**WHAT THE EXERCISE ASKS**
Put the material below into a two-column CSV with the header instruction,reply. Give one row per instruction, holding its text and its answer, each in a single quoted field with any line breaks replaced by spaces.

┄┄┄┄┄┄┄┄┄┄

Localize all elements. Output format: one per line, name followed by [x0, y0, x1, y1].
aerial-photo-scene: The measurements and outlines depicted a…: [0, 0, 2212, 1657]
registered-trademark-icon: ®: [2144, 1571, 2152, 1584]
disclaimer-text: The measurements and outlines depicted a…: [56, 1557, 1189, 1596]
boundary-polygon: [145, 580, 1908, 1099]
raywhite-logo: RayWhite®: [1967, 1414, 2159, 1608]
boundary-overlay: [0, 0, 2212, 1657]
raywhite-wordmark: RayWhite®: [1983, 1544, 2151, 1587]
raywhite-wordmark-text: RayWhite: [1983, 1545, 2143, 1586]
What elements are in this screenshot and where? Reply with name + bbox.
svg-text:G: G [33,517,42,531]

┄┄┄┄┄┄┄┄┄┄

**ANSWER FOR THIS EXERCISE**
instruction,reply
"Localize all elements. Output format: one per line, name followed by [x0, y0, x1, y1].","aerial-photo-scene: The measurements and outlines depicted a…: [0, 0, 2212, 1657] registered-trademark-icon: ®: [2144, 1571, 2152, 1584] disclaimer-text: The measurements and outlines depicted a…: [56, 1557, 1189, 1596] boundary-polygon: [145, 580, 1908, 1099] raywhite-logo: RayWhite®: [1967, 1414, 2159, 1608] boundary-overlay: [0, 0, 2212, 1657] raywhite-wordmark: RayWhite®: [1983, 1544, 2151, 1587] raywhite-wordmark-text: RayWhite: [1983, 1545, 2143, 1586]"
"What elements are in this screenshot and where? Reply with name + bbox.","svg-text:G: G [33,517,42,531]"